> _INSTRUCTIONS FOR THE TASK_
Search the listing below for "before". Copy each matching line.

> _DATA PROVIDED_
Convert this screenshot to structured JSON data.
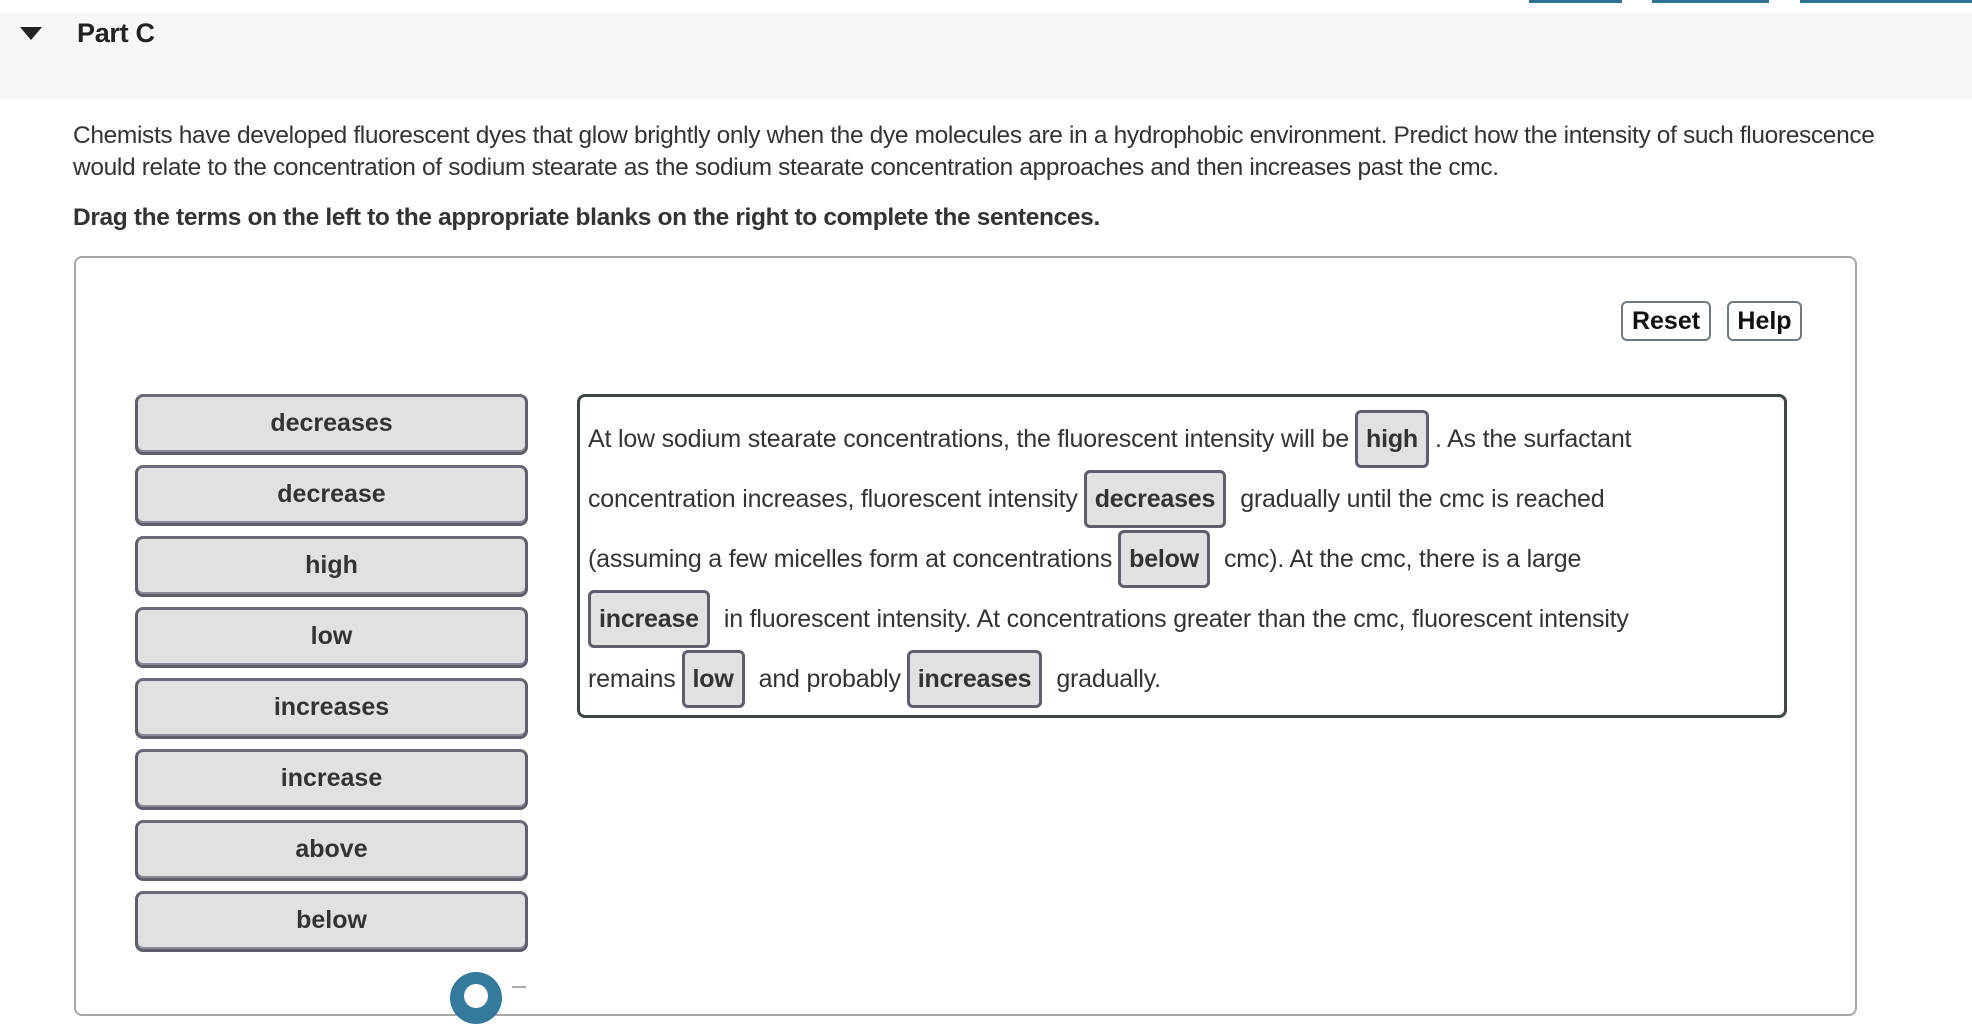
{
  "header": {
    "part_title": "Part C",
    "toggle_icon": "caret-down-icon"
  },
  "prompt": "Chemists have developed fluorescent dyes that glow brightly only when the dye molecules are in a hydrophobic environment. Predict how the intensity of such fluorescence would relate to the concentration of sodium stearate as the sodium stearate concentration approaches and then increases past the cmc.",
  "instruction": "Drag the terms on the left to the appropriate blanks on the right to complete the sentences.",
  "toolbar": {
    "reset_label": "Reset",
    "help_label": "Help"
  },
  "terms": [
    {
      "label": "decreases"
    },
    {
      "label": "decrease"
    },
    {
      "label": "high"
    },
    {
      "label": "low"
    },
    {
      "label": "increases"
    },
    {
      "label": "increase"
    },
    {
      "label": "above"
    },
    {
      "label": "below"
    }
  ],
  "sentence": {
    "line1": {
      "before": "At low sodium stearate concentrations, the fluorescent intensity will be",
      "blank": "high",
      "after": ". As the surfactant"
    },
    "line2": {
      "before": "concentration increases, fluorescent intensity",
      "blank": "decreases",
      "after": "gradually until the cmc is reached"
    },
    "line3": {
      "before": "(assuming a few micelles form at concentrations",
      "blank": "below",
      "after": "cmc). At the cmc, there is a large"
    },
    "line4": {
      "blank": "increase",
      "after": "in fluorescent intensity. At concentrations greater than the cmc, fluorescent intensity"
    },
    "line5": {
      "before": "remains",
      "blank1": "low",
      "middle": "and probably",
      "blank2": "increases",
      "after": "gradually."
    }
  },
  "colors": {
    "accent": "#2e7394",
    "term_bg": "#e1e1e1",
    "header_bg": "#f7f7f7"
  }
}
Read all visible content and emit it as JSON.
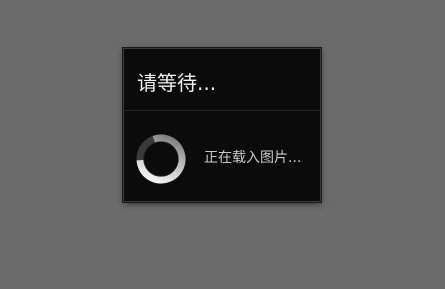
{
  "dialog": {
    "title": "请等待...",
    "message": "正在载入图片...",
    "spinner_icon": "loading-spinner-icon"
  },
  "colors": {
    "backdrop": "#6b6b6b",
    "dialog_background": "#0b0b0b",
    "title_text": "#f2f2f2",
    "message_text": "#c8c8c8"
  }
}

> _TASK RESULT_
      "before": "At low sodium stearate concentrations, the fluorescent intensity will be",
      "before": "concentration increases, fluorescent intensity",
      "before": "(assuming a few micelles form at concentrations",
      "before": "remains",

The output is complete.